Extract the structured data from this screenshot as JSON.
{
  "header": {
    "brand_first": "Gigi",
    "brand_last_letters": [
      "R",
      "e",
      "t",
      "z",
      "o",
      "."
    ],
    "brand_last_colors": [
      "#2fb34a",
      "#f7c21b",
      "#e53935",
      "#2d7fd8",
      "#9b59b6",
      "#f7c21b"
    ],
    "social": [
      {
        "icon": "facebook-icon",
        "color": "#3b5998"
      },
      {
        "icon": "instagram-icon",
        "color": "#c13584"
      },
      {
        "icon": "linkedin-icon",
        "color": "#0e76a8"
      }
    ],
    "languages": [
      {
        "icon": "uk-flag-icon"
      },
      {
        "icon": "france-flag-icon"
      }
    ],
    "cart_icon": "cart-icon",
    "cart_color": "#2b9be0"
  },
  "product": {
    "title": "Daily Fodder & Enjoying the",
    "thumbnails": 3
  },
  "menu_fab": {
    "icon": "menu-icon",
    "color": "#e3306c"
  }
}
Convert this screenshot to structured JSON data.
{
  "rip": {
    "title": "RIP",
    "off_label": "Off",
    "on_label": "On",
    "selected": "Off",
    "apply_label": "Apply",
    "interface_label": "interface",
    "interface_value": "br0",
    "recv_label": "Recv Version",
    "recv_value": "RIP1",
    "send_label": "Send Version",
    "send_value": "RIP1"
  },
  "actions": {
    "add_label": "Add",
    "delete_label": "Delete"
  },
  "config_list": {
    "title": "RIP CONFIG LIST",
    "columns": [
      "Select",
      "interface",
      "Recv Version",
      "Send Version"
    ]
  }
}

+ + + +

▸ Problem to work on: Extract each entry in full, exactly as given.

▸ Exercise answer:
Extract the structured data from this screenshot as JSON.
{
  "header": {
    "brand_first": "Gigi",
    "brand_last_letters": [
      "R",
      "e",
      "t",
      "z",
      "o",
      "."
    ],
    "brand_last_colors": [
      "#2fb34a",
      "#f7c21b",
      "#e53935",
      "#2d7fd8",
      "#9b59b6",
      "#f7c21b"
    ],
    "social": [
      {
        "icon": "facebook-icon",
        "color": "#3b5998"
      },
      {
        "icon": "instagram-icon",
        "color": "#c13584"
      },
      {
        "icon": "linkedin-icon",
        "color": "#0e76a8"
      }
    ],
    "languages": [
      {
        "icon": "uk-flag-icon"
      },
      {
        "icon": "france-flag-icon"
      }
    ],
    "cart_icon": "cart-icon",
    "cart_color": "#2b9be0"
  },
  "product": {
    "title": "Daily Fodder & Enjoying the",
    "thumbnails": 3
  },
  "menu_fab": {
    "icon": "menu-icon",
    "color": "#e3306c"
  }
}
Convert this screenshot to structured JSON data.
{
  "rip": {
    "title": "RIP",
    "off_label": "Off",
    "on_label": "On",
    "selected": "Off",
    "apply_label": "Apply",
    "interface_label": "interface",
    "interface_value": "br0",
    "recv_label": "Recv Version",
    "recv_value": "RIP1",
    "send_label": "Send Version",
    "send_value": "RIP1"
  },
  "actions": {
    "add_label": "Add",
    "delete_label": "Delete"
  },
  "config_list": {
    "title": "RIP CONFIG LIST",
    "columns": [
      "Select",
      "interface",
      "Recv Version",
      "Send Version"
    ]
  }
}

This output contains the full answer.